[What you need to do]
Repeat the material verbatim and drop the pictures.

[Collected data]
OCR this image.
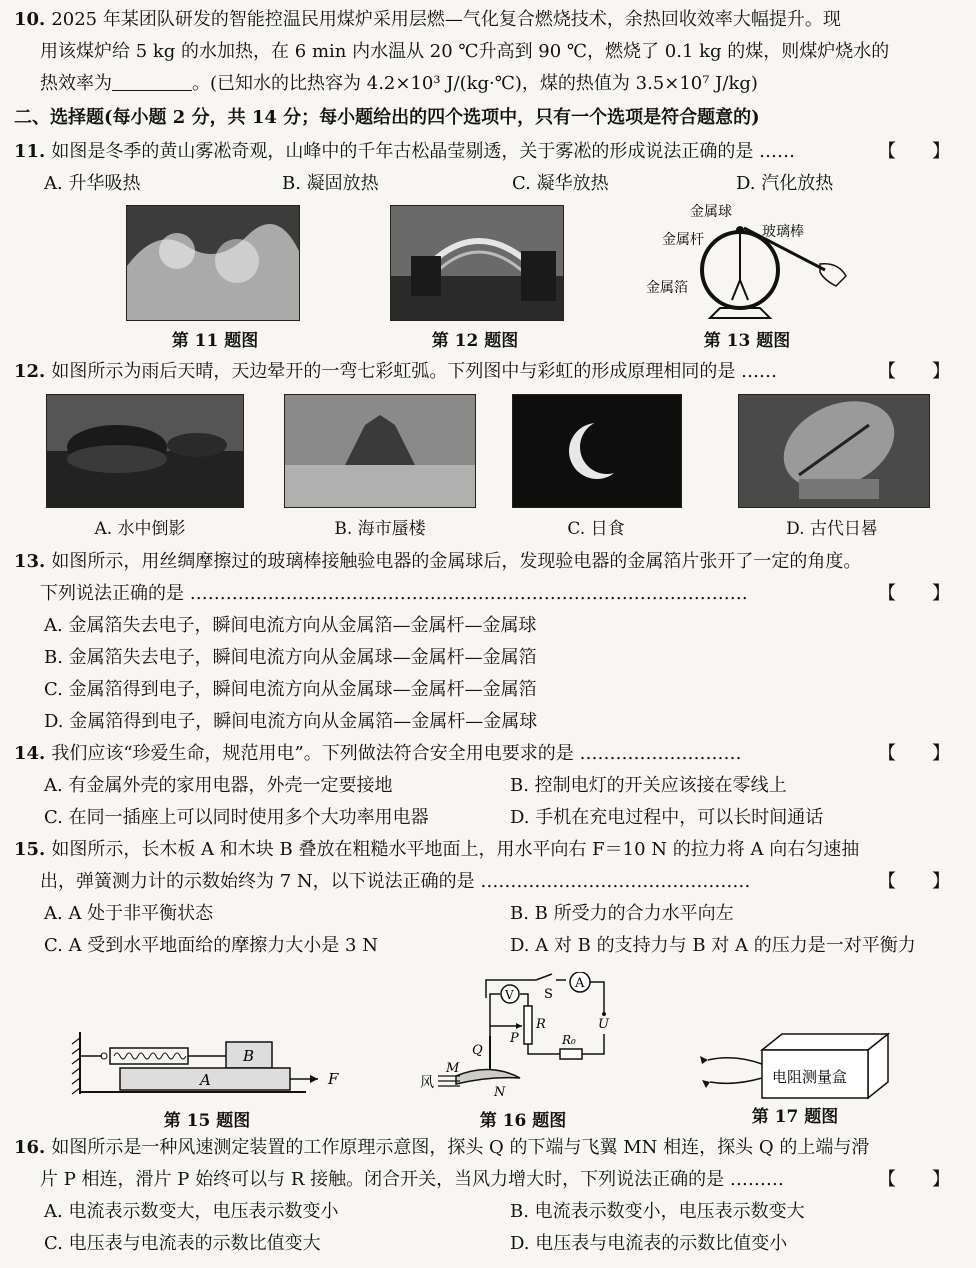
10. 2025 年某团队研发的智能控温民用煤炉采用层燃—气化复合燃烧技术，余热回收效率大幅提升。现
用该煤炉给 5 kg 的水加热，在 6 min 内水温从 20 ℃升高到 90 ℃，燃烧了 0.1 kg 的煤，则煤炉烧水的
热效率为	。(已知水的比热容为 4.2×10³ J/(kg·℃)，煤的热值为 3.5×10⁷ J/kg)
二、选择题(每小题 2 分，共 14 分；每小题给出的四个选项中，只有一个选项是符合题意的)
11. 如图是冬季的黄山雾凇奇观，山峰中的千年古松晶莹剔透，关于雾凇的形成说法正确的是 ……	【　　】
A. 升华吸热	B. 凝固放热	C. 凝华放热	D. 汽化放热
第 11 题图	第 12 题图
金属球
金属杆	玻璃棒
金属箔
第 13 题图
12. 如图所示为雨后天晴，天边晕开的一弯七彩虹弧。下列图中与彩虹的形成原理相同的是 ……	【　　】
A. 水中倒影	B. 海市蜃楼	C. 日食	D. 古代日晷
13. 如图所示，用丝绸摩擦过的玻璃棒接触验电器的金属球后，发现验电器的金属箔片张开了一定的角度。
下列说法正确的是 …………………………………………………………………………………	【　　】
A. 金属箔失去电子，瞬间电流方向从金属箔—金属杆—金属球
B. 金属箔失去电子，瞬间电流方向从金属球—金属杆—金属箔
C. 金属箔得到电子，瞬间电流方向从金属球—金属杆—金属箔
D. 金属箔得到电子，瞬间电流方向从金属箔—金属杆—金属球
14. 我们应该“珍爱生命，规范用电”。下列做法符合安全用电要求的是 ………………………	【　　】
A. 有金属外壳的家用电器，外壳一定要接地	B. 控制电灯的开关应该接在零线上
C. 在同一插座上可以同时使用多个大功率用电器	D. 手机在充电过程中，可以长时间通话
15. 如图所示，长木板 A 和木块 B 叠放在粗糙水平地面上，用水平向右 F＝10 N 的拉力将 A 向右匀速抽
出，弹簧测力计的示数始终为 7 N，以下说法正确的是 ………………………………………	【　　】
A. A 处于非平衡状态	B. B 所受力的合力水平向左
C. A 受到水平地面给的摩擦力大小是 3 N	D. A 对 B 的支持力与 B 对 A 的压力是一对平衡力
B
A	F
第 15 题图
A
S
U
V
R
R₀
P
Q
M
N
风
第 16 题图
电阻测量盒
第 17 题图
16. 如图所示是一种风速测定装置的工作原理示意图，探头 Q 的下端与飞翼 MN 相连，探头 Q 的上端与滑
片 P 相连，滑片 P 始终可以与 R 接触。闭合开关，当风力增大时，下列说法正确的是 ………	【　　】
A. 电流表示数变大，电压表示数变小	B. 电流表示数变小，电压表示数变大
C. 电压表与电流表的示数比值变大	D. 电压表与电流表的示数比值变小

[Result]
OCR this image.
10. 2025 年某团队研发的智能控温民用煤炉采用层燃—气化复合燃烧技术，余热回收效率大幅提升。现
用该煤炉给 5 kg 的水加热，在 6 min 内水温从 20 ℃升高到 90 ℃，燃烧了 0.1 kg 的煤，则煤炉烧水的
热效率为	。(已知水的比热容为 4.2×10³ J/(kg·℃)，煤的热值为 3.5×10⁷ J/kg)
二、选择题(每小题 2 分，共 14 分；每小题给出的四个选项中，只有一个选项是符合题意的)
11. 如图是冬季的黄山雾凇奇观，山峰中的千年古松晶莹剔透，关于雾凇的形成说法正确的是 ……	【　　】
A. 升华吸热	B. 凝固放热	C. 凝华放热	D. 汽化放热
第 11 题图	第 12 题图
金属球
金属杆	玻璃棒
金属箔
第 13 题图
12. 如图所示为雨后天晴，天边晕开的一弯七彩虹弧。下列图中与彩虹的形成原理相同的是 ……	【　　】
A. 水中倒影	B. 海市蜃楼	C. 日食	D. 古代日晷
13. 如图所示，用丝绸摩擦过的玻璃棒接触验电器的金属球后，发现验电器的金属箔片张开了一定的角度。
下列说法正确的是 …………………………………………………………………………………	【　　】
A. 金属箔失去电子，瞬间电流方向从金属箔—金属杆—金属球
B. 金属箔失去电子，瞬间电流方向从金属球—金属杆—金属箔
C. 金属箔得到电子，瞬间电流方向从金属球—金属杆—金属箔
D. 金属箔得到电子，瞬间电流方向从金属箔—金属杆—金属球
14. 我们应该“珍爱生命，规范用电”。下列做法符合安全用电要求的是 ………………………	【　　】
A. 有金属外壳的家用电器，外壳一定要接地	B. 控制电灯的开关应该接在零线上
C. 在同一插座上可以同时使用多个大功率用电器	D. 手机在充电过程中，可以长时间通话
15. 如图所示，长木板 A 和木块 B 叠放在粗糙水平地面上，用水平向右 F＝10 N 的拉力将 A 向右匀速抽
出，弹簧测力计的示数始终为 7 N，以下说法正确的是 ………………………………………	【　　】
A. A 处于非平衡状态	B. B 所受力的合力水平向左
C. A 受到水平地面给的摩擦力大小是 3 N	D. A 对 B 的支持力与 B 对 A 的压力是一对平衡力
B
A	F
第 15 题图
A
S
U
V
R
R₀
P
Q
M
N
风
第 16 题图
电阻测量盒
第 17 题图
16. 如图所示是一种风速测定装置的工作原理示意图，探头 Q 的下端与飞翼 MN 相连，探头 Q 的上端与滑
片 P 相连，滑片 P 始终可以与 R 接触。闭合开关，当风力增大时，下列说法正确的是 ………	【　　】
A. 电流表示数变大，电压表示数变小	B. 电流表示数变小，电压表示数变大
C. 电压表与电流表的示数比值变大	D. 电压表与电流表的示数比值变小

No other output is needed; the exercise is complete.